YOUR GOAL
State the number of lines that contain the word "caption", and add nothing else.

RAW RECORDS
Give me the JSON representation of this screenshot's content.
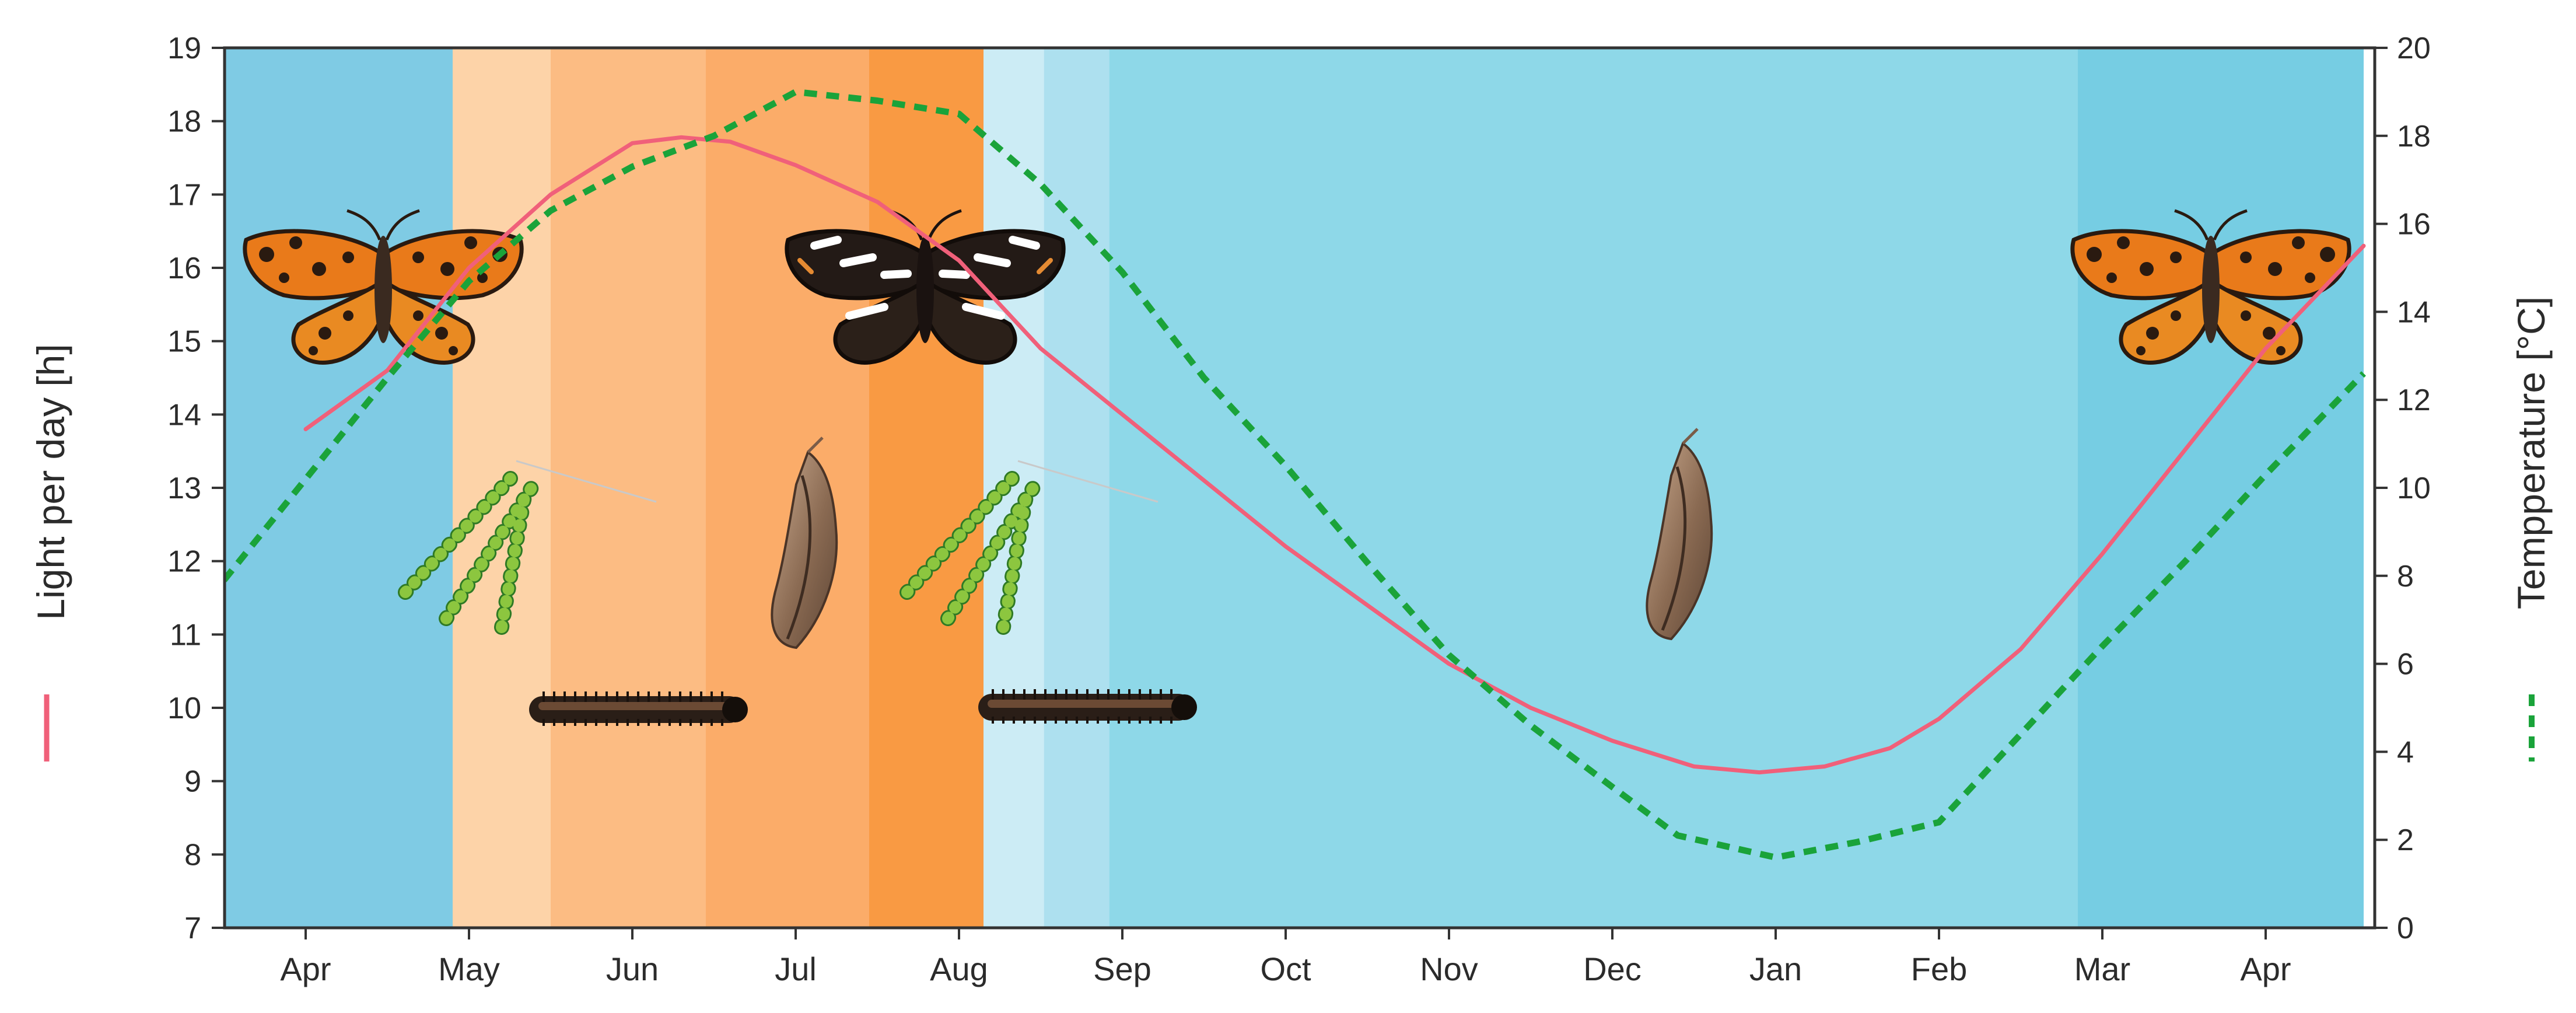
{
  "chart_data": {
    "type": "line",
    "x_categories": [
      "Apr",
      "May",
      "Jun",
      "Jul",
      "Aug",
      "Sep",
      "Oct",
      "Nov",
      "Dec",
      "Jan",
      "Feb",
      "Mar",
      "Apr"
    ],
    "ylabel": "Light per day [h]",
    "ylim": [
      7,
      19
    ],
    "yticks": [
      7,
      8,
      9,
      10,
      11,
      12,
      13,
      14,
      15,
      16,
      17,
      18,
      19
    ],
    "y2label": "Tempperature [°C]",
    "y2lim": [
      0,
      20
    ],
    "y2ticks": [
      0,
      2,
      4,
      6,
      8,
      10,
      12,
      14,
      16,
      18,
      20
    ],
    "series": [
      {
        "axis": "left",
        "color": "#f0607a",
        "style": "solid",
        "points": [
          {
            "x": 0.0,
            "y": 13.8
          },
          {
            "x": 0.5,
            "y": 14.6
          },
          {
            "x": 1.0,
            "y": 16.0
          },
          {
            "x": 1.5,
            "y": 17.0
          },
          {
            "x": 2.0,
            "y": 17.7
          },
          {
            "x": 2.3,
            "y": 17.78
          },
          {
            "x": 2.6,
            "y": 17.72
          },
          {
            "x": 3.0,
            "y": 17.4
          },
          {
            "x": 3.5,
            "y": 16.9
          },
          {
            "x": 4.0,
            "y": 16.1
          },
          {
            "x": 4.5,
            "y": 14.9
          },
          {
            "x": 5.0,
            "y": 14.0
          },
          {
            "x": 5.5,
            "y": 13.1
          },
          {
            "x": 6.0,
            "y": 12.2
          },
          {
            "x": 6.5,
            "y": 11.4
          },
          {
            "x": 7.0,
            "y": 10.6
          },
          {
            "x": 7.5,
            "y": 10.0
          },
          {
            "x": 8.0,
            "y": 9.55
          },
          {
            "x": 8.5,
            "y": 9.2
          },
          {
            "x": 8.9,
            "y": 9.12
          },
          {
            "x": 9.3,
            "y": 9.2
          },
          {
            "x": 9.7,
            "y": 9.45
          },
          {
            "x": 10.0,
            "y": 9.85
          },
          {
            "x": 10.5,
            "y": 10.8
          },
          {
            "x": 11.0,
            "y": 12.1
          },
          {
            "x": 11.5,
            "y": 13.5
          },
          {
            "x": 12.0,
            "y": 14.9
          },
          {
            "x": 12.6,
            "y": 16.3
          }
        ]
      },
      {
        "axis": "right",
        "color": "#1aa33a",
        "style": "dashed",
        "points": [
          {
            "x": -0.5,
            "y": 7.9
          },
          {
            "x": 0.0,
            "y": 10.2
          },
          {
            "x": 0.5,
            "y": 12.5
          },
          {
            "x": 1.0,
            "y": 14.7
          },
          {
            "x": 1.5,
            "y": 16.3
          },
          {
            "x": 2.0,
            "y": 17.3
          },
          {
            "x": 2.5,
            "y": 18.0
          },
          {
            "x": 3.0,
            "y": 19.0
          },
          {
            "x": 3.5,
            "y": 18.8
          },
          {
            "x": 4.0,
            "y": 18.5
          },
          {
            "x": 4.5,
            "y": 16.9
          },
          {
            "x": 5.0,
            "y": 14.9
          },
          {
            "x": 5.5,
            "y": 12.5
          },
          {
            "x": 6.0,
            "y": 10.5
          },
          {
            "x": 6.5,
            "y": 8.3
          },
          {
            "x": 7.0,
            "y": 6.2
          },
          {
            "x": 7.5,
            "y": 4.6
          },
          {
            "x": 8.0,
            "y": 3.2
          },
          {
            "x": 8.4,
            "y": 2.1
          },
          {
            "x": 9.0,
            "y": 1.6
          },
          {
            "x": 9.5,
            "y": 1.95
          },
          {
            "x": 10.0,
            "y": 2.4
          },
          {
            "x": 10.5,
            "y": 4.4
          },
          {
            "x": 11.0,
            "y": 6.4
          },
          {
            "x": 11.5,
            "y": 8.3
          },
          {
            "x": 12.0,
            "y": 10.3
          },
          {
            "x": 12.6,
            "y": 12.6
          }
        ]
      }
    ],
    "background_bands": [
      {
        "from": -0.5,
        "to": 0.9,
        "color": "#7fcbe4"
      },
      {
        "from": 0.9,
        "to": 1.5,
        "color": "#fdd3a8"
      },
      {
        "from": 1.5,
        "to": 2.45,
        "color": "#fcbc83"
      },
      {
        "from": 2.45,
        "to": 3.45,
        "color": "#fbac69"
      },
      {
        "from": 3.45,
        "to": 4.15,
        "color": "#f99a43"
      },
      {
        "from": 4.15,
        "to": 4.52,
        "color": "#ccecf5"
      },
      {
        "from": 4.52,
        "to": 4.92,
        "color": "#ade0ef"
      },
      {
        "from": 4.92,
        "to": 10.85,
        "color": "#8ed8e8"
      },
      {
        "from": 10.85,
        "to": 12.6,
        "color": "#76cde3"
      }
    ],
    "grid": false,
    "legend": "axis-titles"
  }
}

---

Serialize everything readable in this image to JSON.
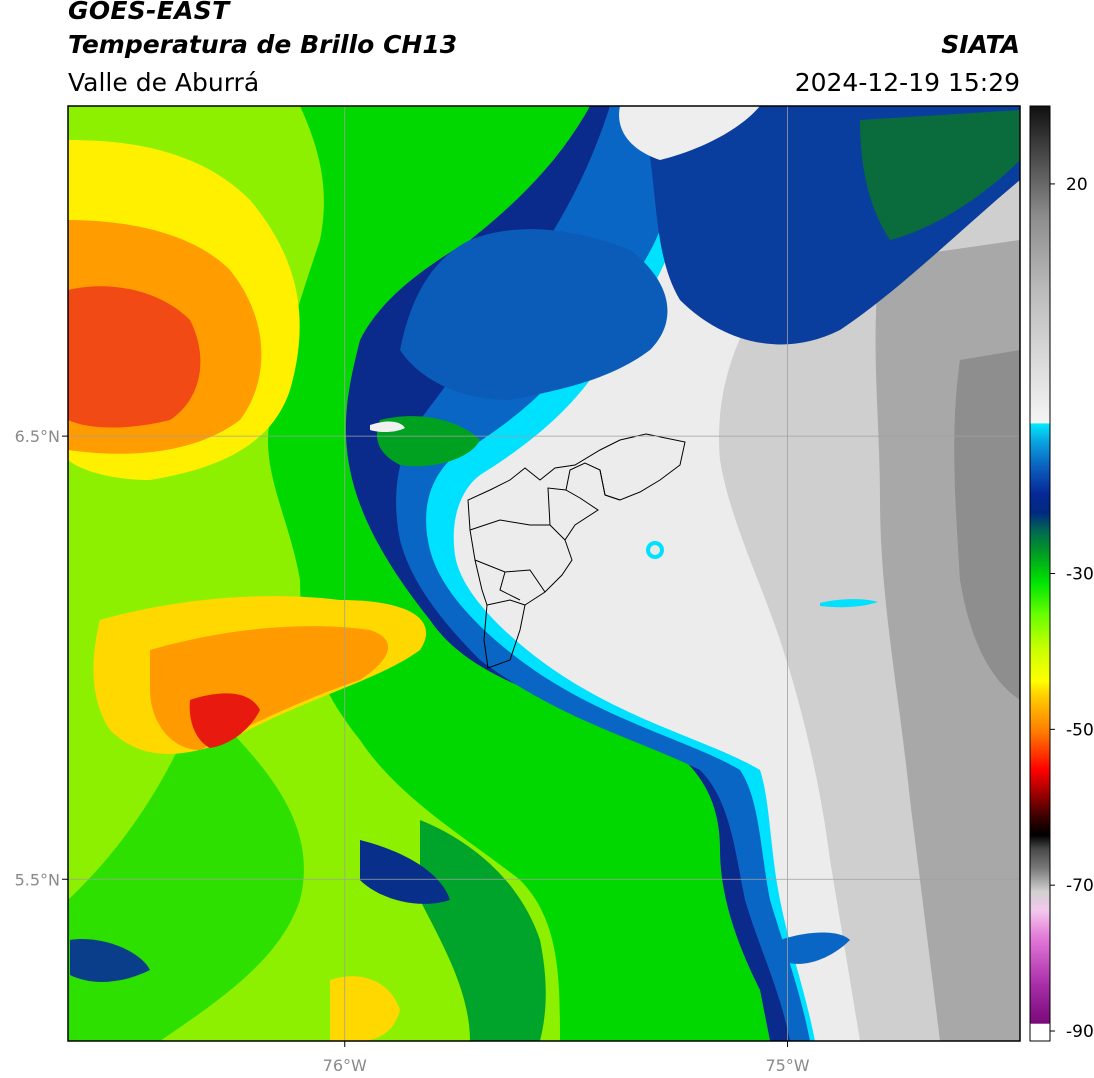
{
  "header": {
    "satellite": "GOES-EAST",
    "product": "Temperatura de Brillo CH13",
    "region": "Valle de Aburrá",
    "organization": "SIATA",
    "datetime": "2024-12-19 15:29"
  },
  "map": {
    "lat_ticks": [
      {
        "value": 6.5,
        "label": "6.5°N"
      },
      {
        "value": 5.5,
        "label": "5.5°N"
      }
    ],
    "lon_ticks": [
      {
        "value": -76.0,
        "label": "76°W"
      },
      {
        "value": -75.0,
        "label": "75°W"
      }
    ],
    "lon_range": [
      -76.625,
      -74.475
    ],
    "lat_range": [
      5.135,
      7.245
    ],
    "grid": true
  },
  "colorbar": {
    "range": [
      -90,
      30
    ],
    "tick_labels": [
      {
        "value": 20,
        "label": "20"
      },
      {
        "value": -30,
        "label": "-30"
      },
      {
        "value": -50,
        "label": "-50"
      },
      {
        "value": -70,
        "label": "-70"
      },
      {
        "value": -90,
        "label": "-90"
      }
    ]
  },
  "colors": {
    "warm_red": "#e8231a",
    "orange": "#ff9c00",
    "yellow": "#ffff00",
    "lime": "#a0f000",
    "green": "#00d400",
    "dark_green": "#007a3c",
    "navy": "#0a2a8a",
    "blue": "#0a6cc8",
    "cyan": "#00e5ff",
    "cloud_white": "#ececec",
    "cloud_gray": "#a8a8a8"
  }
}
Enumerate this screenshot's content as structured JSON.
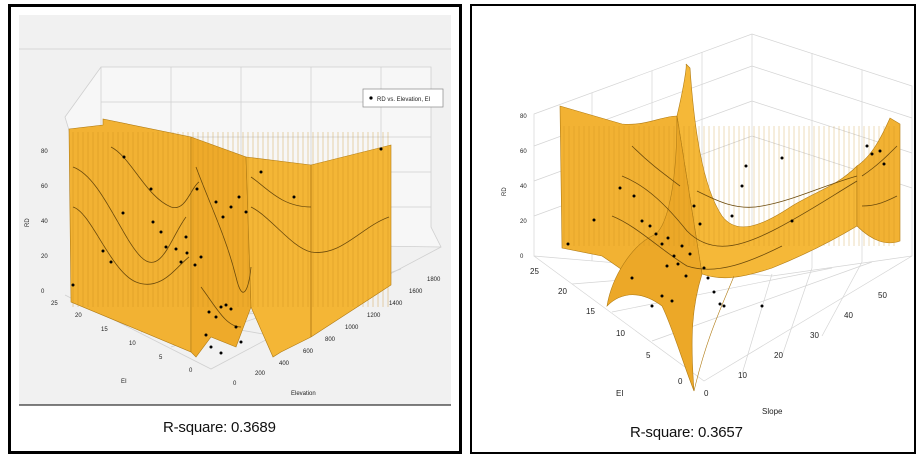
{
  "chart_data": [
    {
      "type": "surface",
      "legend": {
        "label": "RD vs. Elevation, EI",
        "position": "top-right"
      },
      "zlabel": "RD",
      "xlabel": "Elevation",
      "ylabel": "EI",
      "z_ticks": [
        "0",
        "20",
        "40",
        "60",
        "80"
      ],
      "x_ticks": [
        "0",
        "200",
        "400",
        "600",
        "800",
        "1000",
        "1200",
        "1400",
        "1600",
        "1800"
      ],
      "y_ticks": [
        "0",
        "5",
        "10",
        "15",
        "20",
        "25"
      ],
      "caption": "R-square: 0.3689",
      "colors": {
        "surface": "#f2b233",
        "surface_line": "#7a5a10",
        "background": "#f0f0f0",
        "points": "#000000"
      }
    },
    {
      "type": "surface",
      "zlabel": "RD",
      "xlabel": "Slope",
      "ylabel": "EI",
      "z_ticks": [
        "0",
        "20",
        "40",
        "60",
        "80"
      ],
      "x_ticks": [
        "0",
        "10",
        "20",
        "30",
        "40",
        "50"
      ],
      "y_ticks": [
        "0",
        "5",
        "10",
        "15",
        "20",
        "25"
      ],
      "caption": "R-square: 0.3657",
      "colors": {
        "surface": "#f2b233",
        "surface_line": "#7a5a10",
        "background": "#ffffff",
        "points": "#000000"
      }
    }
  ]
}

EXPECTED OUTPUT
2